Dataset records:

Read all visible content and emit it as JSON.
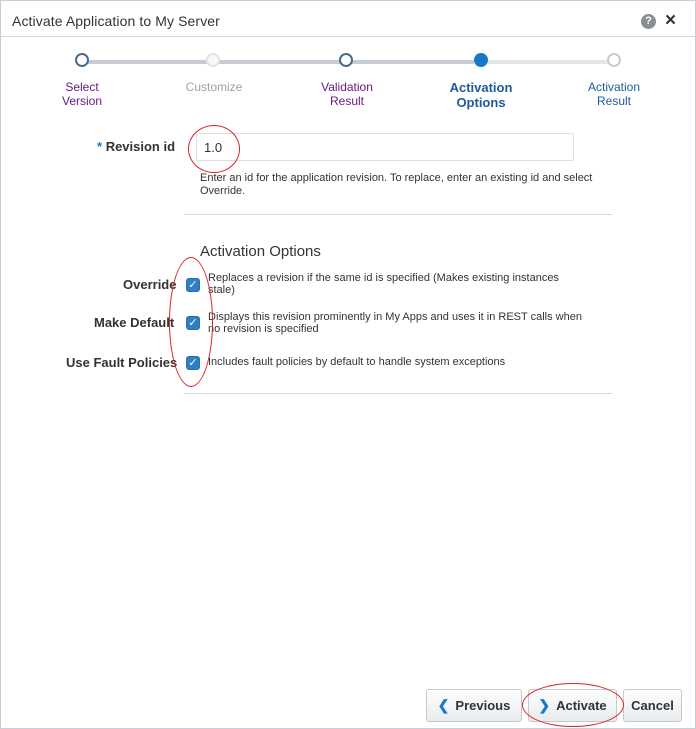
{
  "window": {
    "title": "Activate Application to My Server",
    "help_glyph": "?",
    "close_glyph": "×"
  },
  "train": {
    "steps": [
      {
        "label_line1": "Select",
        "label_line2": "Version",
        "state": "visited"
      },
      {
        "label_line1": "Customize",
        "label_line2": "",
        "state": "disabled"
      },
      {
        "label_line1": "Validation",
        "label_line2": "Result",
        "state": "visited"
      },
      {
        "label_line1": "Activation",
        "label_line2": "Options",
        "state": "current"
      },
      {
        "label_line1": "Activation",
        "label_line2": "Result",
        "state": "unvisited"
      }
    ]
  },
  "form": {
    "required_marker": "*",
    "revision_label": "Revision id",
    "revision_value": "1.0",
    "revision_help": "Enter an id for the application revision. To replace, enter an existing id and select Override.",
    "section_title": "Activation Options",
    "options": [
      {
        "label": "Override",
        "checked": true,
        "desc": "Replaces a revision if the same id is specified (Makes existing instances stale)"
      },
      {
        "label": "Make Default",
        "checked": true,
        "desc": "Displays this revision prominently in My Apps and uses it in REST calls when no revision is specified"
      },
      {
        "label": "Use Fault Policies",
        "checked": true,
        "desc": "Includes fault policies by default to handle system exceptions"
      }
    ]
  },
  "footer": {
    "previous_label": "Previous",
    "activate_label": "Activate",
    "cancel_label": "Cancel",
    "previous_glyph": "❮",
    "activate_glyph": "❯"
  },
  "colors": {
    "accent": "#1a78c9",
    "visited_step": "#6b1980",
    "annotation": "#d8232a"
  }
}
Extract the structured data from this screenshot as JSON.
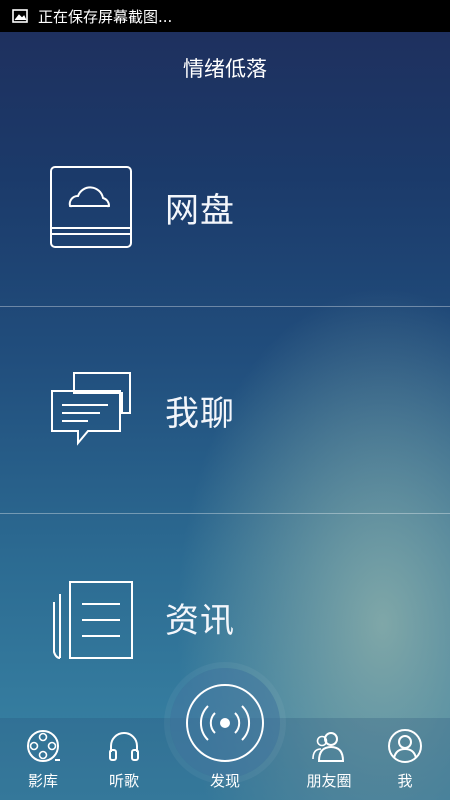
{
  "status_bar": {
    "text": "正在保存屏幕截图...",
    "icon": "image-icon"
  },
  "header": {
    "title": "情绪低落"
  },
  "menu": [
    {
      "label": "网盘",
      "icon": "cloud-drive-icon"
    },
    {
      "label": "我聊",
      "icon": "chat-bubbles-icon"
    },
    {
      "label": "资讯",
      "icon": "news-document-icon"
    }
  ],
  "tabbar": {
    "items": [
      {
        "label": "影库",
        "icon": "film-reel-icon"
      },
      {
        "label": "听歌",
        "icon": "headphones-icon"
      },
      {
        "label": "发现",
        "icon": "radar-broadcast-icon"
      },
      {
        "label": "朋友圈",
        "icon": "friends-icon"
      },
      {
        "label": "我",
        "icon": "profile-icon"
      }
    ]
  }
}
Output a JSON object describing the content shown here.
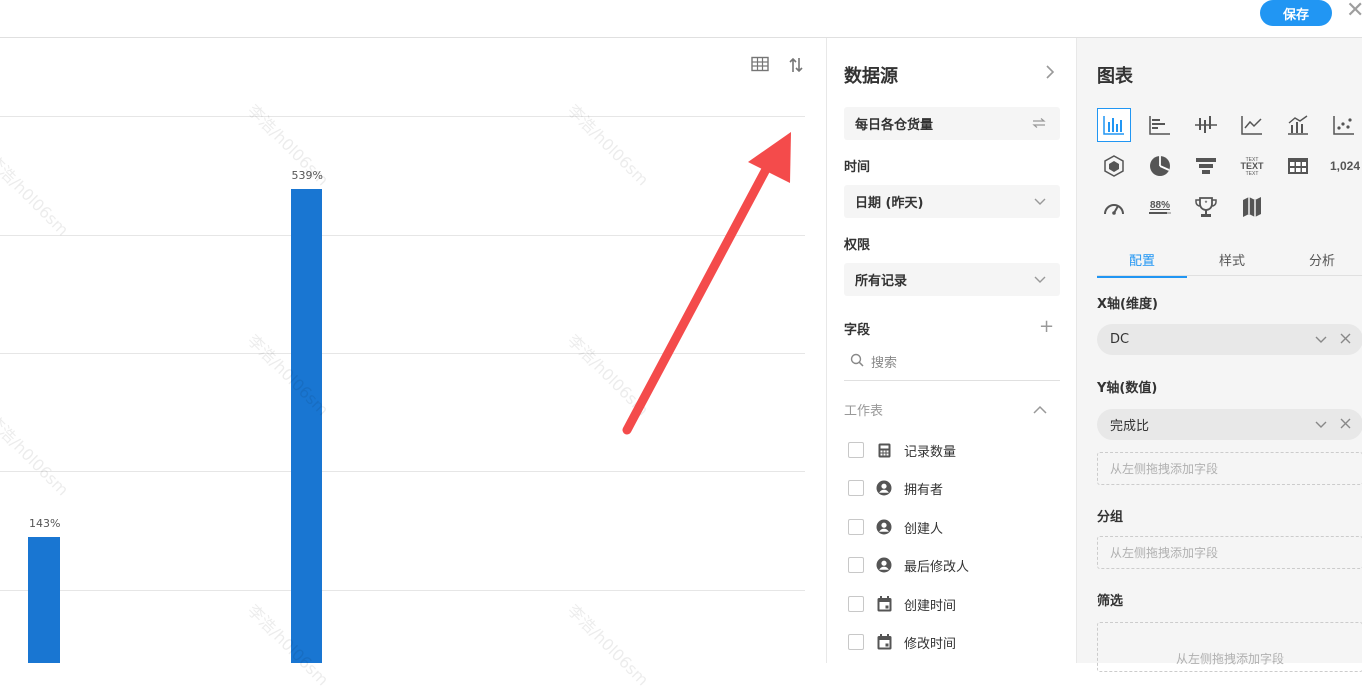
{
  "header": {
    "save_label": "保存",
    "close_glyph": "✕"
  },
  "chart_data": {
    "type": "bar",
    "categories": [
      "",
      ""
    ],
    "values": [
      143,
      539
    ],
    "value_labels": [
      "143%",
      "539%"
    ],
    "title": "",
    "xlabel": "",
    "ylabel": "",
    "grid": true
  },
  "watermark": {
    "text": "李浩/h0l06sm"
  },
  "datasource": {
    "title": "数据源",
    "worksheet_name": "每日各仓货量",
    "time_label": "时间",
    "time_value": "日期 (昨天)",
    "permission_label": "权限",
    "permission_value": "所有记录",
    "fields_label": "字段",
    "search_placeholder": "搜索",
    "group_label": "工作表",
    "fields": [
      {
        "label": "记录数量",
        "icon": "calculator-icon"
      },
      {
        "label": "拥有者",
        "icon": "user-circle-icon"
      },
      {
        "label": "创建人",
        "icon": "user-circle-icon"
      },
      {
        "label": "最后修改人",
        "icon": "user-circle-icon"
      },
      {
        "label": "创建时间",
        "icon": "calendar-icon"
      },
      {
        "label": "修改时间",
        "icon": "calendar-icon"
      }
    ]
  },
  "config": {
    "title": "图表",
    "chart_types": [
      "bar-chart-icon",
      "horizontal-bar-icon",
      "bidirectional-bar-icon",
      "line-chart-icon",
      "dual-axis-icon",
      "scatter-icon",
      "radar-icon",
      "pie-chart-icon",
      "funnel-icon",
      "word-cloud-icon",
      "pivot-table-icon",
      "number-icon",
      "gauge-icon",
      "progress-icon",
      "ranking-icon",
      "map-icon"
    ],
    "wordcloud_text": "TEXT",
    "number_text": "1,024",
    "progress_text": "88%",
    "tabs": [
      "配置",
      "样式",
      "分析"
    ],
    "x_axis_label": "X轴(维度)",
    "x_axis_value": "DC",
    "y_axis_label": "Y轴(数值)",
    "y_axis_value": "完成比",
    "drop_hint": "从左侧拖拽添加字段",
    "group_label": "分组",
    "filter_label": "筛选"
  },
  "colors": {
    "accent": "#2196f3",
    "bar": "#1976d2",
    "arrow": "#f44b4b"
  }
}
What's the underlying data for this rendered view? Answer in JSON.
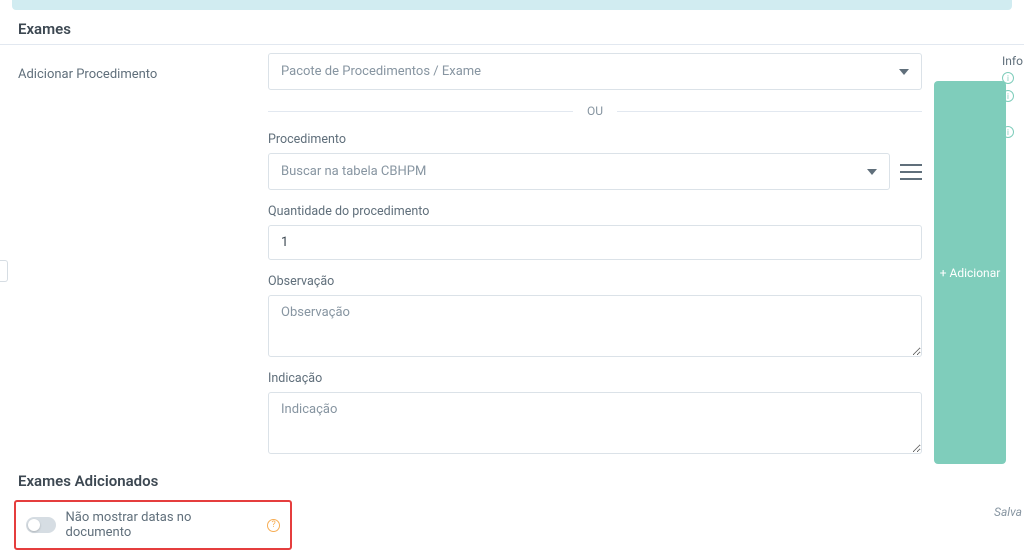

**DIRECTIONS**
Pictures appear in the records above. Output everything except them, exactly.

**RESPONSE TO THE EXERCISE**
Read all visible content and emit it as JSON.
{
  "window": {
    "title": "Activate Application to My Server",
    "help_glyph": "?",
    "close_glyph": "×"
  },
  "train": {
    "steps": [
      {
        "label_line1": "Select",
        "label_line2": "Version",
        "state": "visited"
      },
      {
        "label_line1": "Customize",
        "label_line2": "",
        "state": "disabled"
      },
      {
        "label_line1": "Validation",
        "label_line2": "Result",
        "state": "visited"
      },
      {
        "label_line1": "Activation",
        "label_line2": "Options",
        "state": "current"
      },
      {
        "label_line1": "Activation",
        "label_line2": "Result",
        "state": "unvisited"
      }
    ]
  },
  "form": {
    "required_marker": "*",
    "revision_label": "Revision id",
    "revision_value": "1.0",
    "revision_help": "Enter an id for the application revision. To replace, enter an existing id and select Override.",
    "section_title": "Activation Options",
    "options": [
      {
        "label": "Override",
        "checked": true,
        "desc": "Replaces a revision if the same id is specified (Makes existing instances stale)"
      },
      {
        "label": "Make Default",
        "checked": true,
        "desc": "Displays this revision prominently in My Apps and uses it in REST calls when no revision is specified"
      },
      {
        "label": "Use Fault Policies",
        "checked": true,
        "desc": "Includes fault policies by default to handle system exceptions"
      }
    ]
  },
  "footer": {
    "previous_label": "Previous",
    "activate_label": "Activate",
    "cancel_label": "Cancel",
    "previous_glyph": "❮",
    "activate_glyph": "❯"
  },
  "colors": {
    "accent": "#1a78c9",
    "visited_step": "#6b1980",
    "annotation": "#d8232a"
  }
}
Extract the structured data from this screenshot as JSON.
{
  "status_bar": {
    "text": "正在保存屏幕截图...",
    "icon": "image-icon"
  },
  "header": {
    "title": "情绪低落"
  },
  "menu": [
    {
      "label": "网盘",
      "icon": "cloud-drive-icon"
    },
    {
      "label": "我聊",
      "icon": "chat-bubbles-icon"
    },
    {
      "label": "资讯",
      "icon": "news-document-icon"
    }
  ],
  "tabbar": {
    "items": [
      {
        "label": "影库",
        "icon": "film-reel-icon"
      },
      {
        "label": "听歌",
        "icon": "headphones-icon"
      },
      {
        "label": "发现",
        "icon": "radar-broadcast-icon"
      },
      {
        "label": "朋友圈",
        "icon": "friends-icon"
      },
      {
        "label": "我",
        "icon": "profile-icon"
      }
    ]
  }
}
Output a JSON object describing the content shown here.
{
  "header": {
    "save_label": "保存",
    "close_glyph": "✕"
  },
  "chart_data": {
    "type": "bar",
    "categories": [
      "",
      ""
    ],
    "values": [
      143,
      539
    ],
    "value_labels": [
      "143%",
      "539%"
    ],
    "title": "",
    "xlabel": "",
    "ylabel": "",
    "grid": true
  },
  "watermark": {
    "text": "李浩/h0l06sm"
  },
  "datasource": {
    "title": "数据源",
    "worksheet_name": "每日各仓货量",
    "time_label": "时间",
    "time_value": "日期 (昨天)",
    "permission_label": "权限",
    "permission_value": "所有记录",
    "fields_label": "字段",
    "search_placeholder": "搜索",
    "group_label": "工作表",
    "fields": [
      {
        "label": "记录数量",
        "icon": "calculator-icon"
      },
      {
        "label": "拥有者",
        "icon": "user-circle-icon"
      },
      {
        "label": "创建人",
        "icon": "user-circle-icon"
      },
      {
        "label": "最后修改人",
        "icon": "user-circle-icon"
      },
      {
        "label": "创建时间",
        "icon": "calendar-icon"
      },
      {
        "label": "修改时间",
        "icon": "calendar-icon"
      }
    ]
  },
  "config": {
    "title": "图表",
    "chart_types": [
      "bar-chart-icon",
      "horizontal-bar-icon",
      "bidirectional-bar-icon",
      "line-chart-icon",
      "dual-axis-icon",
      "scatter-icon",
      "radar-icon",
      "pie-chart-icon",
      "funnel-icon",
      "word-cloud-icon",
      "pivot-table-icon",
      "number-icon",
      "gauge-icon",
      "progress-icon",
      "ranking-icon",
      "map-icon"
    ],
    "wordcloud_text": "TEXT",
    "number_text": "1,024",
    "progress_text": "88%",
    "tabs": [
      "配置",
      "样式",
      "分析"
    ],
    "x_axis_label": "X轴(维度)",
    "x_axis_value": "DC",
    "y_axis_label": "Y轴(数值)",
    "y_axis_value": "完成比",
    "drop_hint": "从左侧拖拽添加字段",
    "group_label": "分组",
    "filter_label": "筛选"
  },
  "colors": {
    "accent": "#2196f3",
    "bar": "#1976d2",
    "arrow": "#f44b4b"
  }
}
What's the underlying data for this rendered view? Answer in JSON.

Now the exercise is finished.